RECORDS>
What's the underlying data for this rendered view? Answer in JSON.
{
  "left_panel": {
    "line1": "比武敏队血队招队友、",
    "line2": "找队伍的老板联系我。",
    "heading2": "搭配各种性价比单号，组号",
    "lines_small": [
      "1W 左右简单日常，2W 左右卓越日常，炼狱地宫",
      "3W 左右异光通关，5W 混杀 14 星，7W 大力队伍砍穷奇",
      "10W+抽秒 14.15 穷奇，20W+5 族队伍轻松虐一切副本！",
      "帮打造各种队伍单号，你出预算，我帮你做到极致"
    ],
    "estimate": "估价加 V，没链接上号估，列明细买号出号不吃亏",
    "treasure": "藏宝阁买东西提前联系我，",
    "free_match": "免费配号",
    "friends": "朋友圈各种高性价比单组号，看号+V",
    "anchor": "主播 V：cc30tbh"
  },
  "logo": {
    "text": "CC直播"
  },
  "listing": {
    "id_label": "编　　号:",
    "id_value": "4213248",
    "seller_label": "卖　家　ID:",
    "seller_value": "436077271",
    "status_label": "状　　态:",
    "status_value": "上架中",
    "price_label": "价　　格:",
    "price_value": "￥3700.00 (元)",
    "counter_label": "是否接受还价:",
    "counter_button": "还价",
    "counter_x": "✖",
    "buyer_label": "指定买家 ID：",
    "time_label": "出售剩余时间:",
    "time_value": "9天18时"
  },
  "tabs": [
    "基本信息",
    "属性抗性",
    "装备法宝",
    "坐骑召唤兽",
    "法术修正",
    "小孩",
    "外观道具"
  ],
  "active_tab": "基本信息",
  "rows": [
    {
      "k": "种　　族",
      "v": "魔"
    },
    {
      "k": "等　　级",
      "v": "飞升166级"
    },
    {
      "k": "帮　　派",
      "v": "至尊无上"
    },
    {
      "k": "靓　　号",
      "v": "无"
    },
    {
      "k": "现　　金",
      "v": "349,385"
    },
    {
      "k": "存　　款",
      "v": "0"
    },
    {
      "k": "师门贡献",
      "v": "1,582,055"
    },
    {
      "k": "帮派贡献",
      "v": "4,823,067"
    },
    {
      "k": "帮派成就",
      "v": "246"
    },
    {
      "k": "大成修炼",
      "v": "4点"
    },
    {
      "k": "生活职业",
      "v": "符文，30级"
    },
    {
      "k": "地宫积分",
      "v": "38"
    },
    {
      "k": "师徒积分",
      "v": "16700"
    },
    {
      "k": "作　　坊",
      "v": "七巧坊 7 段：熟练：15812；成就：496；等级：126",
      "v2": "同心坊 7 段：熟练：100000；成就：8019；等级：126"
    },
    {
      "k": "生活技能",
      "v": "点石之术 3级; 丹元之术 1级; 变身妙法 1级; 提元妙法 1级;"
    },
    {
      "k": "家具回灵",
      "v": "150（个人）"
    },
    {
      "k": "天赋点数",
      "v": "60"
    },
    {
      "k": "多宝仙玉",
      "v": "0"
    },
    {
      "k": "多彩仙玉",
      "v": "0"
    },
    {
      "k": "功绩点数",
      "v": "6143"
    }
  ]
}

WRITTEN TASK> Type the material above out again, exactly.

ANSWER TO THIS TASK>
What's the underlying data for this rendered view? Answer in JSON.
{
  "left_panel": {
    "line1": "比武敏队血队招队友、",
    "line2": "找队伍的老板联系我。",
    "heading2": "搭配各种性价比单号，组号",
    "lines_small": [
      "1W 左右简单日常，2W 左右卓越日常，炼狱地宫",
      "3W 左右异光通关，5W 混杀 14 星，7W 大力队伍砍穷奇",
      "10W+抽秒 14.15 穷奇，20W+5 族队伍轻松虐一切副本！",
      "帮打造各种队伍单号，你出预算，我帮你做到极致"
    ],
    "estimate": "估价加 V，没链接上号估，列明细买号出号不吃亏",
    "treasure": "藏宝阁买东西提前联系我，",
    "free_match": "免费配号",
    "friends": "朋友圈各种高性价比单组号，看号+V",
    "anchor": "主播 V：cc30tbh"
  },
  "logo": {
    "text": "CC直播"
  },
  "listing": {
    "id_label": "编　　号:",
    "id_value": "4213248",
    "seller_label": "卖　家　ID:",
    "seller_value": "436077271",
    "status_label": "状　　态:",
    "status_value": "上架中",
    "price_label": "价　　格:",
    "price_value": "￥3700.00 (元)",
    "counter_label": "是否接受还价:",
    "counter_button": "还价",
    "counter_x": "✖",
    "buyer_label": "指定买家 ID：",
    "time_label": "出售剩余时间:",
    "time_value": "9天18时"
  },
  "tabs": [
    "基本信息",
    "属性抗性",
    "装备法宝",
    "坐骑召唤兽",
    "法术修正",
    "小孩",
    "外观道具"
  ],
  "active_tab": "基本信息",
  "rows": [
    {
      "k": "种　　族",
      "v": "魔"
    },
    {
      "k": "等　　级",
      "v": "飞升166级"
    },
    {
      "k": "帮　　派",
      "v": "至尊无上"
    },
    {
      "k": "靓　　号",
      "v": "无"
    },
    {
      "k": "现　　金",
      "v": "349,385"
    },
    {
      "k": "存　　款",
      "v": "0"
    },
    {
      "k": "师门贡献",
      "v": "1,582,055"
    },
    {
      "k": "帮派贡献",
      "v": "4,823,067"
    },
    {
      "k": "帮派成就",
      "v": "246"
    },
    {
      "k": "大成修炼",
      "v": "4点"
    },
    {
      "k": "生活职业",
      "v": "符文，30级"
    },
    {
      "k": "地宫积分",
      "v": "38"
    },
    {
      "k": "师徒积分",
      "v": "16700"
    },
    {
      "k": "作　　坊",
      "v": "七巧坊 7 段：熟练：15812；成就：496；等级：126",
      "v2": "同心坊 7 段：熟练：100000；成就：8019；等级：126"
    },
    {
      "k": "生活技能",
      "v": "点石之术 3级; 丹元之术 1级; 变身妙法 1级; 提元妙法 1级;"
    },
    {
      "k": "家具回灵",
      "v": "150（个人）"
    },
    {
      "k": "天赋点数",
      "v": "60"
    },
    {
      "k": "多宝仙玉",
      "v": "0"
    },
    {
      "k": "多彩仙玉",
      "v": "0"
    },
    {
      "k": "功绩点数",
      "v": "6143"
    }
  ]
}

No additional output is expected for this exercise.